··· Data shown
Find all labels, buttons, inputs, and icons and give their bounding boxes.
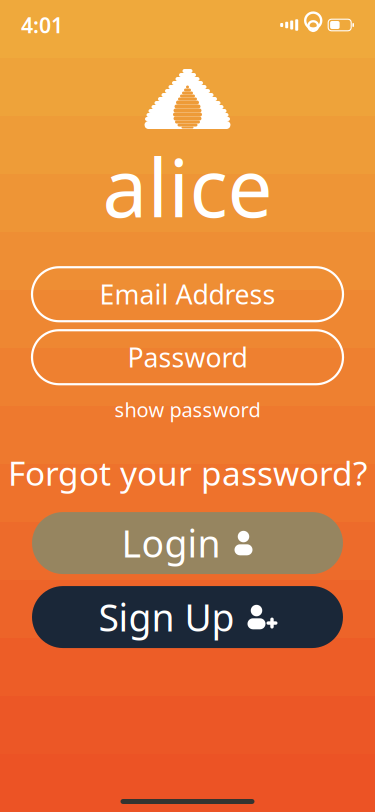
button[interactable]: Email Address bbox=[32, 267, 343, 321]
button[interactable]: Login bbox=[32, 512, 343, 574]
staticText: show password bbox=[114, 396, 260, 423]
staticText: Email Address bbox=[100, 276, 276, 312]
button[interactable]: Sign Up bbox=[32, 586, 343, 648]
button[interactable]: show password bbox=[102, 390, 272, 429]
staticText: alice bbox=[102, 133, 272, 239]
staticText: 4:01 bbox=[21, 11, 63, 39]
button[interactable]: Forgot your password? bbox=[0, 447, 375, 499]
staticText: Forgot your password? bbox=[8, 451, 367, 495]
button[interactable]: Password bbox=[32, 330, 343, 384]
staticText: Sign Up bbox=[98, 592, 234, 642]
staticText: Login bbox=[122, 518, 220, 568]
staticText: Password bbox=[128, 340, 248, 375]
······
··· Data shown
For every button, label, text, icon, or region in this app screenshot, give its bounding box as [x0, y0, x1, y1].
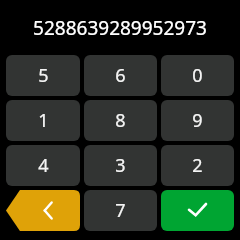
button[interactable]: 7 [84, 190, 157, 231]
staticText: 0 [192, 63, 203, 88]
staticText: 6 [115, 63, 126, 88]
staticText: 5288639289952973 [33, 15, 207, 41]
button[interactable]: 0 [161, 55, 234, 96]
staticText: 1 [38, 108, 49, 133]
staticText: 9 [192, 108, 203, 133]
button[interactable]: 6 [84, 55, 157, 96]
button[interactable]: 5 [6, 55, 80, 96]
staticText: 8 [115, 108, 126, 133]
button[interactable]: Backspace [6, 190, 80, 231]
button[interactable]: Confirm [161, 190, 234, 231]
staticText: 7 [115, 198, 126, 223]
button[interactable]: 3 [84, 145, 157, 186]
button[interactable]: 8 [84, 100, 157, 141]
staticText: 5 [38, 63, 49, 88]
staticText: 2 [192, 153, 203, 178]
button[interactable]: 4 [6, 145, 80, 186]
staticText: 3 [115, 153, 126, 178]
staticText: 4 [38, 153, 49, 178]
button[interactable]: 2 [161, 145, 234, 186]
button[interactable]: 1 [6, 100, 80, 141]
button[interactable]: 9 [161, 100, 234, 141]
······
··· Data shown
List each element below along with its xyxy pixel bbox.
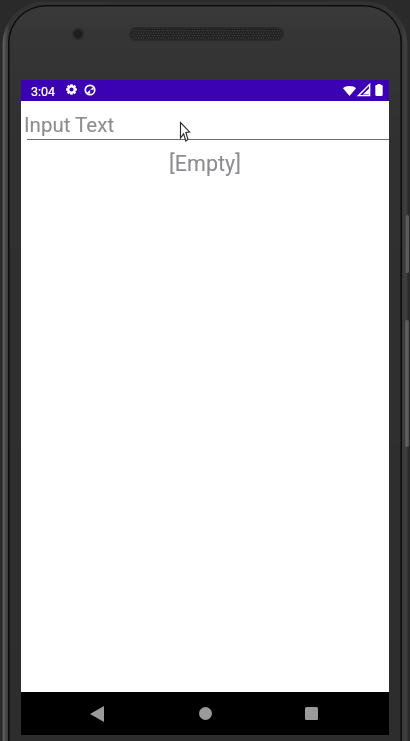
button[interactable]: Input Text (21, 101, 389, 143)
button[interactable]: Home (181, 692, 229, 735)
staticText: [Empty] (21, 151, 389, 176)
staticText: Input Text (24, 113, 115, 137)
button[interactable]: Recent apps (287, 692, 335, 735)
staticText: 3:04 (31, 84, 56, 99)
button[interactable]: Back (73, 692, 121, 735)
······
#### What you need to do
Copy out the data lines exactly, from the line containing "Find all labels, buttons, inputs, and" through the line containing "staticText: Password bbox=[128, 340, 248, 375]", both included. Omit any pictures from your copy.

#### Answer to the task
Find all labels, buttons, inputs, and icons and give their bounding boxes.
button[interactable]: Email Address bbox=[32, 267, 343, 321]
button[interactable]: Login bbox=[32, 512, 343, 574]
staticText: show password bbox=[114, 396, 260, 423]
staticText: Email Address bbox=[100, 276, 276, 312]
button[interactable]: Sign Up bbox=[32, 586, 343, 648]
button[interactable]: show password bbox=[102, 390, 272, 429]
staticText: alice bbox=[102, 133, 272, 239]
staticText: 4:01 bbox=[21, 11, 63, 39]
button[interactable]: Forgot your password? bbox=[0, 447, 375, 499]
staticText: Forgot your password? bbox=[8, 451, 367, 495]
button[interactable]: Password bbox=[32, 330, 343, 384]
staticText: Sign Up bbox=[98, 592, 234, 642]
staticText: Login bbox=[122, 518, 220, 568]
staticText: Password bbox=[128, 340, 248, 375]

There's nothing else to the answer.